Among the entries below, count the lines that contain the word "subtitle". Write down only the total.

··· DATA PROVIDED ···

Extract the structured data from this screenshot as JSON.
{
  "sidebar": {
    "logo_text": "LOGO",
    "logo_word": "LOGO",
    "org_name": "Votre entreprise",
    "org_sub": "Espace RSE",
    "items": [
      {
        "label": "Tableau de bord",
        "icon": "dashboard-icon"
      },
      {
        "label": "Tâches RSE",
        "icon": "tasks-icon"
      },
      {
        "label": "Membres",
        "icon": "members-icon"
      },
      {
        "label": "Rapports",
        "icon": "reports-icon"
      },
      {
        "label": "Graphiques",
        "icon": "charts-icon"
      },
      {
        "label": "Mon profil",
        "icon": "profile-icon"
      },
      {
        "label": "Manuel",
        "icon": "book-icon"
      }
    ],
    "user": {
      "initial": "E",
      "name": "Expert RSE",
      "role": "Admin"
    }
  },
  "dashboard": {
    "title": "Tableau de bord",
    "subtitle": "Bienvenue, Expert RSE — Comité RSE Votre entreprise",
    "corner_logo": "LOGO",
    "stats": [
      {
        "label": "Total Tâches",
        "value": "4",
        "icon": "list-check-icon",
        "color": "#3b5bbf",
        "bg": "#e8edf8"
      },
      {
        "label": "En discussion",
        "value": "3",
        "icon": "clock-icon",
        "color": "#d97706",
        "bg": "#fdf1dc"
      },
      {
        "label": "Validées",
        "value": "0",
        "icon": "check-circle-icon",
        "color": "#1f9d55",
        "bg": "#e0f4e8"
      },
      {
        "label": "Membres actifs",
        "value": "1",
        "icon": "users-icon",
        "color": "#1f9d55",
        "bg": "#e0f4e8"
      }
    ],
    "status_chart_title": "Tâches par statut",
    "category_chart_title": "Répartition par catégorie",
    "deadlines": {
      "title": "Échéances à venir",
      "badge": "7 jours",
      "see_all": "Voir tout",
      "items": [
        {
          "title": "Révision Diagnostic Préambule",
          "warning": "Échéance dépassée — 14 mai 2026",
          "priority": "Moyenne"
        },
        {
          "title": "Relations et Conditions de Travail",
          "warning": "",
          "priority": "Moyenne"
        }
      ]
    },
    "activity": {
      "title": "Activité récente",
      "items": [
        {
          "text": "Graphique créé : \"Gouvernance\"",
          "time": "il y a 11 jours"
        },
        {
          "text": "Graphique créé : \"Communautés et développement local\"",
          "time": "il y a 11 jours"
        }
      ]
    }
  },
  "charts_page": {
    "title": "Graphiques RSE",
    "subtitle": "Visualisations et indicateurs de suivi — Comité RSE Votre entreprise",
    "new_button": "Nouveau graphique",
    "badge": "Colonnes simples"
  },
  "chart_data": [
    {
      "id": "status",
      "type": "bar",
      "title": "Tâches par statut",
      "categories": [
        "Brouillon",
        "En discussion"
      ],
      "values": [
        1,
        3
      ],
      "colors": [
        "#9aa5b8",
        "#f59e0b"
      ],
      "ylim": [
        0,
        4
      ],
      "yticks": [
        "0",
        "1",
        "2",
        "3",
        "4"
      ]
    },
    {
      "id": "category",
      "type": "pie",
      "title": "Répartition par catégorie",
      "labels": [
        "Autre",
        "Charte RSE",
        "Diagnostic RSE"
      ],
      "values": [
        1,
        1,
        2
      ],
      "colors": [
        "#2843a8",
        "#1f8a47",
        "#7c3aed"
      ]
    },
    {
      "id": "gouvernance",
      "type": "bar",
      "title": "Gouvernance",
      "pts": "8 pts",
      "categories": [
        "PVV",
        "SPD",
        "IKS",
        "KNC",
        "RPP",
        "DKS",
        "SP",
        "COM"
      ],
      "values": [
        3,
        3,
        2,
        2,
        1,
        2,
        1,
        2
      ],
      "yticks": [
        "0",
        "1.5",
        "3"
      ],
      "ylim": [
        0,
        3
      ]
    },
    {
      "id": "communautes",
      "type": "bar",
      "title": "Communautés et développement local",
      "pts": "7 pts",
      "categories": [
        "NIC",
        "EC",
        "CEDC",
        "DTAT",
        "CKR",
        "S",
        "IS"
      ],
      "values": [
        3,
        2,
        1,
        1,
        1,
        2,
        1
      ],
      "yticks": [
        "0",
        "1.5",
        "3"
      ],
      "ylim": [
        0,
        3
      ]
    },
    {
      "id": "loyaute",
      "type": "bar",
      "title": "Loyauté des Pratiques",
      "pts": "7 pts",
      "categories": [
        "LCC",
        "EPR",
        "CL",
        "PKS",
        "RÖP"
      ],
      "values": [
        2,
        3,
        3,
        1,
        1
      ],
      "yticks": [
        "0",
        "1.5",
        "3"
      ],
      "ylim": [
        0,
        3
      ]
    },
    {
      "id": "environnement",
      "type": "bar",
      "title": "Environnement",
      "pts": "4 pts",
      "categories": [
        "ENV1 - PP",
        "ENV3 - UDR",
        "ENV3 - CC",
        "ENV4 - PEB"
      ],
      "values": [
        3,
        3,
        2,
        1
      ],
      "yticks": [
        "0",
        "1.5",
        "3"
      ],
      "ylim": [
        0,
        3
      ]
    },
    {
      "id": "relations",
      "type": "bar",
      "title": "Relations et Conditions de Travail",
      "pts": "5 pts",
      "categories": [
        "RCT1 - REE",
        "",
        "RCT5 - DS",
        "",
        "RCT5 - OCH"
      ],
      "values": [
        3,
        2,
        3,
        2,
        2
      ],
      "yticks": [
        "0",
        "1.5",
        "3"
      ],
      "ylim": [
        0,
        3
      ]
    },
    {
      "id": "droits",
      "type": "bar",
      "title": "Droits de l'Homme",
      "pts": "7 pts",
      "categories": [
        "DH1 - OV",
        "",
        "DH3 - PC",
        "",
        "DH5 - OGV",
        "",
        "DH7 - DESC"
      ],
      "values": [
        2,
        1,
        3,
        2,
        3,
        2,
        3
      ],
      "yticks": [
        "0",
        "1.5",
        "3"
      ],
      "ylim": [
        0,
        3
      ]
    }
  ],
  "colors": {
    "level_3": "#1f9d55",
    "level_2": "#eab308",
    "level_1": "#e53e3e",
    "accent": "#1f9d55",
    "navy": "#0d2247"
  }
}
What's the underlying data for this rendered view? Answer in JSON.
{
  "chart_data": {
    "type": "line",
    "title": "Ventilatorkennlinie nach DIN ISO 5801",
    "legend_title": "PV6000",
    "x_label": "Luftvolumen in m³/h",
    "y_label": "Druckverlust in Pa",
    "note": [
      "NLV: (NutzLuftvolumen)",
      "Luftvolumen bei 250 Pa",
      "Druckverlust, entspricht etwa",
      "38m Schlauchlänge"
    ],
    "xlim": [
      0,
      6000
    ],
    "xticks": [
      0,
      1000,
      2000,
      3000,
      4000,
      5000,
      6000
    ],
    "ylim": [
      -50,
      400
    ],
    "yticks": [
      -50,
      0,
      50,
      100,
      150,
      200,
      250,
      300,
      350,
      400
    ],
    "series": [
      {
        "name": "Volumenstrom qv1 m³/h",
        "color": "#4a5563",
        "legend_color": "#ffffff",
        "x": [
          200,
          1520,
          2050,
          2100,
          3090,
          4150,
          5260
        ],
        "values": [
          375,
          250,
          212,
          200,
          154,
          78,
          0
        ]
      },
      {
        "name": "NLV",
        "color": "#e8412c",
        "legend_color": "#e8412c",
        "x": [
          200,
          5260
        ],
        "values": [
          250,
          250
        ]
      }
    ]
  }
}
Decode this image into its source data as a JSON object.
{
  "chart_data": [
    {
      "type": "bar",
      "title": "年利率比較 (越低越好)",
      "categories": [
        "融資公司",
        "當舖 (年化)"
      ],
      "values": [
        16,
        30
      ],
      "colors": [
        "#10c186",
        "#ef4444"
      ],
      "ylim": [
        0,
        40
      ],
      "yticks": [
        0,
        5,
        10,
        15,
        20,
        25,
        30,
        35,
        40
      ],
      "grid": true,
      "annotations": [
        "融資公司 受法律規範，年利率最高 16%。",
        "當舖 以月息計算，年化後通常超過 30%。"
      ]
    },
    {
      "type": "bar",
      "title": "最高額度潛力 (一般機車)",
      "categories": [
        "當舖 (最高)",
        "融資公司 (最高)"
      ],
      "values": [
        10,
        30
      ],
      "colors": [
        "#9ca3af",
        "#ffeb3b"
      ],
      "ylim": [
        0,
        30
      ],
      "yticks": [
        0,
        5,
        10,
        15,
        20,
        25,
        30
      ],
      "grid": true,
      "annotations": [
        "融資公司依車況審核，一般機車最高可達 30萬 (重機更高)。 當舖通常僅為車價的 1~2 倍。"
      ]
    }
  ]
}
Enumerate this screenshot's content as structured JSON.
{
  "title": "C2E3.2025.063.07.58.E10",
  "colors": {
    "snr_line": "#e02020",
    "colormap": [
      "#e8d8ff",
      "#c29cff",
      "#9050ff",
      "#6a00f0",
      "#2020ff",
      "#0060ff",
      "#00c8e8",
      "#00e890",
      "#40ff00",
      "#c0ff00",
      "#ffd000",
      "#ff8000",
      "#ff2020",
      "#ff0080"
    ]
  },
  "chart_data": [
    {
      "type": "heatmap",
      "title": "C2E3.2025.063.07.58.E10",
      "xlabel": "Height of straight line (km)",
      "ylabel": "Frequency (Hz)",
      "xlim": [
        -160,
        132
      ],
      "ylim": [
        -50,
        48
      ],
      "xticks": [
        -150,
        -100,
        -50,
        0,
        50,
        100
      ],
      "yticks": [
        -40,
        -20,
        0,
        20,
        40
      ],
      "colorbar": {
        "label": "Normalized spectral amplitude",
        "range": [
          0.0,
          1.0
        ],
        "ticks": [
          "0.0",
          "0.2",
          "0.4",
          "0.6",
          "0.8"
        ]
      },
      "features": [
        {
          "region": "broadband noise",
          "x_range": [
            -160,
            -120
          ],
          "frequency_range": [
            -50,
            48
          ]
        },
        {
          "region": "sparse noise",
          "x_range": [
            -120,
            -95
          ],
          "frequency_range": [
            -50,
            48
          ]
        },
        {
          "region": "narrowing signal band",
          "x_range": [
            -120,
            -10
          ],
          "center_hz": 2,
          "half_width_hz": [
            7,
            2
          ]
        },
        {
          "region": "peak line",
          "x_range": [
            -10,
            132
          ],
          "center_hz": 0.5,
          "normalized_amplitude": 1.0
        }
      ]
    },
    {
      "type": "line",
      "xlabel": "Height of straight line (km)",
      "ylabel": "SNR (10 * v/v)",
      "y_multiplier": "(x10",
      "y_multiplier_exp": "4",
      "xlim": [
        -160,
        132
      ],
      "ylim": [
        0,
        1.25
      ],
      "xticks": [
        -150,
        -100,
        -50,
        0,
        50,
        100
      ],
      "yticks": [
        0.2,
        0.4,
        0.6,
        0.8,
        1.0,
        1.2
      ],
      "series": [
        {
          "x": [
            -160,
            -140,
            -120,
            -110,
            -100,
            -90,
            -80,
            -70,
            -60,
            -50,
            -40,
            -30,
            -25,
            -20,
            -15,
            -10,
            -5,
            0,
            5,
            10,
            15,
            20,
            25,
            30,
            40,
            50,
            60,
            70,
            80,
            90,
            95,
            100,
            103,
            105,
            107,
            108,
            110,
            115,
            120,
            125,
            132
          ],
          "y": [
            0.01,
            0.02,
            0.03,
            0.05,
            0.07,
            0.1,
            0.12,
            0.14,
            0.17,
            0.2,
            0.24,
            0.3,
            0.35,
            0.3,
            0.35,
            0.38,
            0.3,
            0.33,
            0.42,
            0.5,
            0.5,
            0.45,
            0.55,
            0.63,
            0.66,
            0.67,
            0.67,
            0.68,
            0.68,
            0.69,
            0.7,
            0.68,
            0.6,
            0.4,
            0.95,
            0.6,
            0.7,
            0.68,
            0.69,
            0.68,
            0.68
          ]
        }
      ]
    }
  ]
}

···

• _CORRECT OUTPUT_: 2